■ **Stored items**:
[BEGIN]

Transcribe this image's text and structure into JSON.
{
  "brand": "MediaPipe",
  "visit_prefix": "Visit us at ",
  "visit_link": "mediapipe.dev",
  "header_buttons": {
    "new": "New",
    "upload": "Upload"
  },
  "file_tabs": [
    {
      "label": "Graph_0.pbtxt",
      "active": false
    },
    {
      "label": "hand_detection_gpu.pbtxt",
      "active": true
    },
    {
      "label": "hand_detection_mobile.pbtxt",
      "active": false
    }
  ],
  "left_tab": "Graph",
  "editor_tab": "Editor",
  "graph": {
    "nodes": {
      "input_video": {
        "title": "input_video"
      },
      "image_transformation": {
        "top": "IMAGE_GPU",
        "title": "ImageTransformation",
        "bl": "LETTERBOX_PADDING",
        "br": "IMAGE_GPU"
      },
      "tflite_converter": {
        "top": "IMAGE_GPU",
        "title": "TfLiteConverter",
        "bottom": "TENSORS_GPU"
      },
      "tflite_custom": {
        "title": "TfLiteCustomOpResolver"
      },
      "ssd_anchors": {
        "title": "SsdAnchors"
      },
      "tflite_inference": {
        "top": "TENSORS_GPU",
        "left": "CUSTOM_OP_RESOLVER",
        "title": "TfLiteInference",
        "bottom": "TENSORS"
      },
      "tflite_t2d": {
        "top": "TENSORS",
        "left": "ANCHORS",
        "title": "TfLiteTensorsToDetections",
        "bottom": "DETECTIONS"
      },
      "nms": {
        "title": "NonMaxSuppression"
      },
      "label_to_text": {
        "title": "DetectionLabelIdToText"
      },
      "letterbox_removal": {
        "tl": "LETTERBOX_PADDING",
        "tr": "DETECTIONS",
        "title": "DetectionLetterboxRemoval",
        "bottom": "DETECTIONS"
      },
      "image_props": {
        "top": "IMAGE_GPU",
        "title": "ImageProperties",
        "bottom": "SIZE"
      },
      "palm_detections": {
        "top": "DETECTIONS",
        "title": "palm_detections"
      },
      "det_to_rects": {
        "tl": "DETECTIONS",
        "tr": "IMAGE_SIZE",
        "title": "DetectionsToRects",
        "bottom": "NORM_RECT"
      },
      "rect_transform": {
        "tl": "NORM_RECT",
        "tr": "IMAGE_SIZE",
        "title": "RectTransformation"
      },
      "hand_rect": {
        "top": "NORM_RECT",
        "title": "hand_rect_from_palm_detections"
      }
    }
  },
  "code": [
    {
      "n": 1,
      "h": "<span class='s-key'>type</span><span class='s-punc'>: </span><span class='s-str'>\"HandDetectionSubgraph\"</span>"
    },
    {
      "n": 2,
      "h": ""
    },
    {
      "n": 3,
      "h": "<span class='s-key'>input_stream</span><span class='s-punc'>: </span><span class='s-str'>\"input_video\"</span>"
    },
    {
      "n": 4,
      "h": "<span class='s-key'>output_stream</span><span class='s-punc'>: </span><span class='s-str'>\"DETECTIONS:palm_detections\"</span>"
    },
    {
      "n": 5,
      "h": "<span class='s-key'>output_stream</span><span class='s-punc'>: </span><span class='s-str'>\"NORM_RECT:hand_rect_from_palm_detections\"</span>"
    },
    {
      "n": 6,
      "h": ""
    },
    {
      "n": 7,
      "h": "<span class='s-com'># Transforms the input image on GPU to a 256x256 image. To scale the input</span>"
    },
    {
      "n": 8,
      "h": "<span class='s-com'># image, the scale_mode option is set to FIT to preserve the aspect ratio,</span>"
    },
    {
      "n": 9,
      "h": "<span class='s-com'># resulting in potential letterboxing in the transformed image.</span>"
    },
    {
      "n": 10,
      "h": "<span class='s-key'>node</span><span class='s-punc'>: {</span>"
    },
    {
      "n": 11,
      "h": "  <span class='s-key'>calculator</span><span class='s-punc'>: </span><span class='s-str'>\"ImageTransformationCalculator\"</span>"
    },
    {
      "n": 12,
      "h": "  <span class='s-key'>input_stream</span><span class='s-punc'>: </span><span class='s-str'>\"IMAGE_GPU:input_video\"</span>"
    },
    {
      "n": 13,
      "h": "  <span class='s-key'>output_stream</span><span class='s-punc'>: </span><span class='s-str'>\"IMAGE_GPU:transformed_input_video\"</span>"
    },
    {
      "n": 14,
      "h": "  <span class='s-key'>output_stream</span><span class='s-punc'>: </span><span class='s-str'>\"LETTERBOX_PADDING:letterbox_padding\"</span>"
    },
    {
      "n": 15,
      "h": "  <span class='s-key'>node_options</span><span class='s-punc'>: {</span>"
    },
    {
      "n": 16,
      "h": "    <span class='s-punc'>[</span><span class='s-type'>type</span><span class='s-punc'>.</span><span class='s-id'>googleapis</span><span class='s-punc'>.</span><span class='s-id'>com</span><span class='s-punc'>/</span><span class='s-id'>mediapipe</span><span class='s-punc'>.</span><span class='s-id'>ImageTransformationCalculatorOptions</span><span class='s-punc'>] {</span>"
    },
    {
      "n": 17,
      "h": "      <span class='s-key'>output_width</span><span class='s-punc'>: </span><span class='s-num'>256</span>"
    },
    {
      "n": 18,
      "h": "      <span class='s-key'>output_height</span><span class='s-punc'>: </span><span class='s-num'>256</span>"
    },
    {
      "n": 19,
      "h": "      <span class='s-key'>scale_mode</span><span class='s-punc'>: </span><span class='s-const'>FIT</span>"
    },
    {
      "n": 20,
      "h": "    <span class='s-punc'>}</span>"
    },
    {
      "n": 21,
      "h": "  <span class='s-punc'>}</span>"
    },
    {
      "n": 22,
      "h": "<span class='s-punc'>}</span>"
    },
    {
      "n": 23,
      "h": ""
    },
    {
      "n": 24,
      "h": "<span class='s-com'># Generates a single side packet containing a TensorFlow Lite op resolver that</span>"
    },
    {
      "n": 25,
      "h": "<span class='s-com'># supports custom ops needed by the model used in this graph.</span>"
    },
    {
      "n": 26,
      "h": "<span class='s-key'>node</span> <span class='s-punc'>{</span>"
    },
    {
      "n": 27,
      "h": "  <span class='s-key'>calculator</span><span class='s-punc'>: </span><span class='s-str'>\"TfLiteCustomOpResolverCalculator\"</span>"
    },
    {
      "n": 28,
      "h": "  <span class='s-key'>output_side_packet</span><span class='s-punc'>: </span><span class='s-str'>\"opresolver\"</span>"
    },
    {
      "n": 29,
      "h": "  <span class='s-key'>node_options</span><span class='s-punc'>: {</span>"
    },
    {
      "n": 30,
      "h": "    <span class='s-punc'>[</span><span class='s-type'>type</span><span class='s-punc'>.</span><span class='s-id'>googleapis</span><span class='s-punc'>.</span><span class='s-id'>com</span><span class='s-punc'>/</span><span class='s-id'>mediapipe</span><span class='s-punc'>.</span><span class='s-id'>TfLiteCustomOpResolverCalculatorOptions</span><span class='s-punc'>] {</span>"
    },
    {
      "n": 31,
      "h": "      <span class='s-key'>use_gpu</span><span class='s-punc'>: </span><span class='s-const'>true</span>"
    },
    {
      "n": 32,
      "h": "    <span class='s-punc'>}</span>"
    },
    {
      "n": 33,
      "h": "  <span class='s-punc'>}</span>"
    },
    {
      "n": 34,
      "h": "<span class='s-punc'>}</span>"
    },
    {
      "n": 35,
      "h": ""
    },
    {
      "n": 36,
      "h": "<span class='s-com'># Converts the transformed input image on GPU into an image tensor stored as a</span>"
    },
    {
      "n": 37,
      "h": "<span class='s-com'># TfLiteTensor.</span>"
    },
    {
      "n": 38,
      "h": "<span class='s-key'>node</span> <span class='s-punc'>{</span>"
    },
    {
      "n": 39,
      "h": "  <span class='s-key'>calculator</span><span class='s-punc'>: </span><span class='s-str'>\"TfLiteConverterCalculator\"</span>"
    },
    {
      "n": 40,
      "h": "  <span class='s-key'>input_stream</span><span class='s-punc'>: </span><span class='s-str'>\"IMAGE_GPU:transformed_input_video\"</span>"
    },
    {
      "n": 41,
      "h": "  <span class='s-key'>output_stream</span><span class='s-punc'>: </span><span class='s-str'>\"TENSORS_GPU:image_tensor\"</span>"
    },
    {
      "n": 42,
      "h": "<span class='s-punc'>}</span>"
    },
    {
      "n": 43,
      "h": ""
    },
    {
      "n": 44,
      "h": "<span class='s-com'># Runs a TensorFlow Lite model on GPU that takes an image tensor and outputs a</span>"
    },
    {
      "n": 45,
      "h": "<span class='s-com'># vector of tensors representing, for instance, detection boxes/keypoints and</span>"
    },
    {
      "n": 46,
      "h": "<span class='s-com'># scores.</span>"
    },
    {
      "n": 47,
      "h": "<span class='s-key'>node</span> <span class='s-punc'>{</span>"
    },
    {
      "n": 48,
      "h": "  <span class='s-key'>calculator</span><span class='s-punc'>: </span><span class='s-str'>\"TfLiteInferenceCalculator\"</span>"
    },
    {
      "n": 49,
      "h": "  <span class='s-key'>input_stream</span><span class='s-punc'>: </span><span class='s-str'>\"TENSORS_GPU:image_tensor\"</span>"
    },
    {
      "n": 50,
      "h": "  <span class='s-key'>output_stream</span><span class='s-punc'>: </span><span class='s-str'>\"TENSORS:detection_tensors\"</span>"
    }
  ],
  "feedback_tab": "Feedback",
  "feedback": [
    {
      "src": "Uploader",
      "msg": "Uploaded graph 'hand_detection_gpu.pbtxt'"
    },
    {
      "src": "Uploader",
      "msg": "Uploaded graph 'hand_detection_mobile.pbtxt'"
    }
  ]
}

[END]

■ **Exercise objective**: Each line that holds the word "pbtxt" is to be copied.

■ **Completed task**:
      "label": "Graph_0.pbtxt",
      "label": "hand_detection_gpu.pbtxt",
      "label": "hand_detection_mobile.pbtxt",
      "msg": "Uploaded graph 'hand_detection_gpu.pbtxt'"
      "msg": "Uploaded graph 'hand_detection_mobile.pbtxt'"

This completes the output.